DIRECTIONS FOR THIS TASK
Find the string "type" in the entries and copy each line that has it.

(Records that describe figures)
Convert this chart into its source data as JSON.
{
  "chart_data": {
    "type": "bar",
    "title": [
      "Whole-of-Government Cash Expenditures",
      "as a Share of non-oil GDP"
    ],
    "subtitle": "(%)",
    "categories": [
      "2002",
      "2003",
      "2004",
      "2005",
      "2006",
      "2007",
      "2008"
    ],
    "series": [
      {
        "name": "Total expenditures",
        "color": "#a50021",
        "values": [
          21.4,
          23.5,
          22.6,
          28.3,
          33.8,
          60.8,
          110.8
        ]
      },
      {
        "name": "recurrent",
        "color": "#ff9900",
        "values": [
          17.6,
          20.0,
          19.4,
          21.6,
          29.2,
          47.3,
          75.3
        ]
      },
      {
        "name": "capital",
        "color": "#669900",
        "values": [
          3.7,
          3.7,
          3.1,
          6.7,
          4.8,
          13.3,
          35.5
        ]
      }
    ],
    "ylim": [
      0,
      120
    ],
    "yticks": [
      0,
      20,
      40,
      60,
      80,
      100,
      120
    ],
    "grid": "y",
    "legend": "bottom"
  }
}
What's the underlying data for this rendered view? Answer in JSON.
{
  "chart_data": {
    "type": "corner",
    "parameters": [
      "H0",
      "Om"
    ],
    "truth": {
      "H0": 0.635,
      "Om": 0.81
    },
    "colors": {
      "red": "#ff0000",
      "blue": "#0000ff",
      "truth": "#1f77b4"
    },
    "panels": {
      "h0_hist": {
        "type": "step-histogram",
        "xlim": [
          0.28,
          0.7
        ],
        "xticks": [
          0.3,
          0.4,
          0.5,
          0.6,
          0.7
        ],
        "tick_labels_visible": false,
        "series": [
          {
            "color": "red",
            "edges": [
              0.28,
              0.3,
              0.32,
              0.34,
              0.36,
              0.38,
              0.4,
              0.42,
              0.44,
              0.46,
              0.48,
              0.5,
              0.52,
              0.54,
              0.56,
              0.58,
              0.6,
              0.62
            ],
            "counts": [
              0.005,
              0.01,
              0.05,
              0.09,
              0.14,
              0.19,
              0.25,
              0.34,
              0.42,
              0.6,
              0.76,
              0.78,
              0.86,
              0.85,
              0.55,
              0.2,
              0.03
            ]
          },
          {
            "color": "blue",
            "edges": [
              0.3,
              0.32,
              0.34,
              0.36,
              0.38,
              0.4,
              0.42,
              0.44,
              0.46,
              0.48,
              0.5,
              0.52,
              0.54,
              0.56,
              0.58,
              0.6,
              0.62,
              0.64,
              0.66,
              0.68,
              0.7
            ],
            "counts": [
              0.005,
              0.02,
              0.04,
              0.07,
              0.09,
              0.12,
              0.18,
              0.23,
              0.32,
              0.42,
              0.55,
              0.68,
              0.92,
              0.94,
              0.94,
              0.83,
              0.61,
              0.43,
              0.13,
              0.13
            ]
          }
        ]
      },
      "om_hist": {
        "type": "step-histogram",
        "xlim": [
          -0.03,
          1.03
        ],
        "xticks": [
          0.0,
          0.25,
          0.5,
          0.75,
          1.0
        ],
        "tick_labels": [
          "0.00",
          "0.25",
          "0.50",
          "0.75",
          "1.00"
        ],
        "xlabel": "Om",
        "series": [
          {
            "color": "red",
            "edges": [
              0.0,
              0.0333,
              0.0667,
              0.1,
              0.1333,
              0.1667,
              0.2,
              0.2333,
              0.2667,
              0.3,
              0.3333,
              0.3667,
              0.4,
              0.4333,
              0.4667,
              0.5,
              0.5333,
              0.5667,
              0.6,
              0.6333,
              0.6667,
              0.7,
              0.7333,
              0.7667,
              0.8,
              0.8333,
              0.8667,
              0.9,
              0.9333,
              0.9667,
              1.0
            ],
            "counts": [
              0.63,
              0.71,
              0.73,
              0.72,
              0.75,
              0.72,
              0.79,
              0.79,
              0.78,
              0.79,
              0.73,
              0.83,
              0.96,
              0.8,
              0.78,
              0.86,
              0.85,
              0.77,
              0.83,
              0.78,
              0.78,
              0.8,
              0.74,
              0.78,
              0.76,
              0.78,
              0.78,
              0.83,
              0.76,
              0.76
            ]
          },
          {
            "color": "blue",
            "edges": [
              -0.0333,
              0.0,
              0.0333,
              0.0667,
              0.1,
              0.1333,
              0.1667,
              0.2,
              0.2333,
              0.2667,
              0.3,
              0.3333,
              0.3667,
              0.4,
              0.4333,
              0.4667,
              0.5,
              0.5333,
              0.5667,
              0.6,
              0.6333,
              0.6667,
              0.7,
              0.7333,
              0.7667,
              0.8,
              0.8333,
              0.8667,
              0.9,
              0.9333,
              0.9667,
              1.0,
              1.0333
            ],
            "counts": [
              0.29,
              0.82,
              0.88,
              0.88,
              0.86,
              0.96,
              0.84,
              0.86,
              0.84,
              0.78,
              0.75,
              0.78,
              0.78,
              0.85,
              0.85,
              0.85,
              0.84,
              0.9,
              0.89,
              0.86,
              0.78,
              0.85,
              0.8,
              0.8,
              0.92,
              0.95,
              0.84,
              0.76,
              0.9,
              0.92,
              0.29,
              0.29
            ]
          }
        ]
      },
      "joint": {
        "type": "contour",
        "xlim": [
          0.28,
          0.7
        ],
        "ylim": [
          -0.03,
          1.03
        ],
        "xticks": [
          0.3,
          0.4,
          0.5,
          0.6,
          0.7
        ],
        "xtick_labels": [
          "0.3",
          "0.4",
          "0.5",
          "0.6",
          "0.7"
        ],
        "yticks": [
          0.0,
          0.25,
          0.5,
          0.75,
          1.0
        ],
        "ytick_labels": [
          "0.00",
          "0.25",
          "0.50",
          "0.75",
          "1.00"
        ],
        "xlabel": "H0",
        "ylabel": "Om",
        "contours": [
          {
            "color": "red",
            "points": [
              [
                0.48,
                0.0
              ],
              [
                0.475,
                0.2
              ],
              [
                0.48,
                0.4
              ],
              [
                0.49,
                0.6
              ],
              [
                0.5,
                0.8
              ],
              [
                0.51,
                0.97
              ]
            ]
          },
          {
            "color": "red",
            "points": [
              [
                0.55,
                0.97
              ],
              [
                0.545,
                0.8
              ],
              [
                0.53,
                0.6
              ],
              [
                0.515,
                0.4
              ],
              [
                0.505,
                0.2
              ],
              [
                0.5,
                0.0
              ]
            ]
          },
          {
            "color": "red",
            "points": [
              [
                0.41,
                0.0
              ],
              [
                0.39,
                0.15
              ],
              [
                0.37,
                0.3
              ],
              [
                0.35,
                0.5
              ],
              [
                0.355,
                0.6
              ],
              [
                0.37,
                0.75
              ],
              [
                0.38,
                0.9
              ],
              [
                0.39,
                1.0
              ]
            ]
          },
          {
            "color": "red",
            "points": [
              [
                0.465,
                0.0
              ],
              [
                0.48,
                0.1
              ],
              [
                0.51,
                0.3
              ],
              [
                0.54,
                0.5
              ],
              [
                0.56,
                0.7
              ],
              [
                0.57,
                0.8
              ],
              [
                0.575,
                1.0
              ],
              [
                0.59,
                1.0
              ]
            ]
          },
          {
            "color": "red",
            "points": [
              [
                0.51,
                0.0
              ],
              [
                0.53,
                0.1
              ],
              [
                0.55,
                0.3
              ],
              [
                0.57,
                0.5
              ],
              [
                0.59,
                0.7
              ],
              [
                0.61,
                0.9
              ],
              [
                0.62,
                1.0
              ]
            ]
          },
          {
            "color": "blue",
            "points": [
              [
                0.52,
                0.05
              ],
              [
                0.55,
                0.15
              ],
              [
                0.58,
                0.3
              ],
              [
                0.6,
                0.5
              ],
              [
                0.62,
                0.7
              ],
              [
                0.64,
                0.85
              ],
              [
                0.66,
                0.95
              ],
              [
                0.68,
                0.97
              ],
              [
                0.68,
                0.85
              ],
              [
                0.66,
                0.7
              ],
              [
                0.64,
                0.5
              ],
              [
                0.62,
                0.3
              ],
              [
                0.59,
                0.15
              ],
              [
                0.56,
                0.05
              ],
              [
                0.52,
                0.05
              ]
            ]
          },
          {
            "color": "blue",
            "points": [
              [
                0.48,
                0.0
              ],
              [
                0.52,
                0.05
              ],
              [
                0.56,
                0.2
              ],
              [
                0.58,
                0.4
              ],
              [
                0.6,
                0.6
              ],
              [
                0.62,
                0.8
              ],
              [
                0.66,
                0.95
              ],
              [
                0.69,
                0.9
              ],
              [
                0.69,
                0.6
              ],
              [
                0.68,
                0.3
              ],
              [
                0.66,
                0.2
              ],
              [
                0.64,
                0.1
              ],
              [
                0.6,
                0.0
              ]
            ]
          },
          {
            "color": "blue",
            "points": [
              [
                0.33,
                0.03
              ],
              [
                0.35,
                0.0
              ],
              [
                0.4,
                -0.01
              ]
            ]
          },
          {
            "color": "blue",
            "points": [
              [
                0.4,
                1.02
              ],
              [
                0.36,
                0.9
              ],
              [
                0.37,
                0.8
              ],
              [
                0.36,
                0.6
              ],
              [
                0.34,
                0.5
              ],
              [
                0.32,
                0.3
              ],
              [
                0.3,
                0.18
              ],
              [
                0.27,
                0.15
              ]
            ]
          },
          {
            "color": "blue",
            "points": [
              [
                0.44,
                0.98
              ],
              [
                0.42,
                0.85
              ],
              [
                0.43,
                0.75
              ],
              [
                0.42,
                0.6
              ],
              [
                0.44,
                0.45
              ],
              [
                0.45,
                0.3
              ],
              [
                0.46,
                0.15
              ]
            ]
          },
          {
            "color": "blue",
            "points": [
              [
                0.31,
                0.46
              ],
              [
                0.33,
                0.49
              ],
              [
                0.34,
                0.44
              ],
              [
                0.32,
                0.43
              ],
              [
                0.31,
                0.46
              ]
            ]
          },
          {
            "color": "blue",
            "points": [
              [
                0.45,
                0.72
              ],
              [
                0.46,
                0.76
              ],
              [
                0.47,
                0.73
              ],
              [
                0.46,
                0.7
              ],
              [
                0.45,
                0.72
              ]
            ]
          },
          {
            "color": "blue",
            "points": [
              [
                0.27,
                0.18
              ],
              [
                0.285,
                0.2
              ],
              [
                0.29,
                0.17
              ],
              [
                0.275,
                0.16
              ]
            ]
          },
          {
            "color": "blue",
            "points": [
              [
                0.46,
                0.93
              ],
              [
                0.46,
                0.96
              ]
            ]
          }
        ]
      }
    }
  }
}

THE SOLUTION
    "type": "bar",
    "type": "corner",
        "type": "step-histogram",
        "type": "step-histogram",
        "type": "contour",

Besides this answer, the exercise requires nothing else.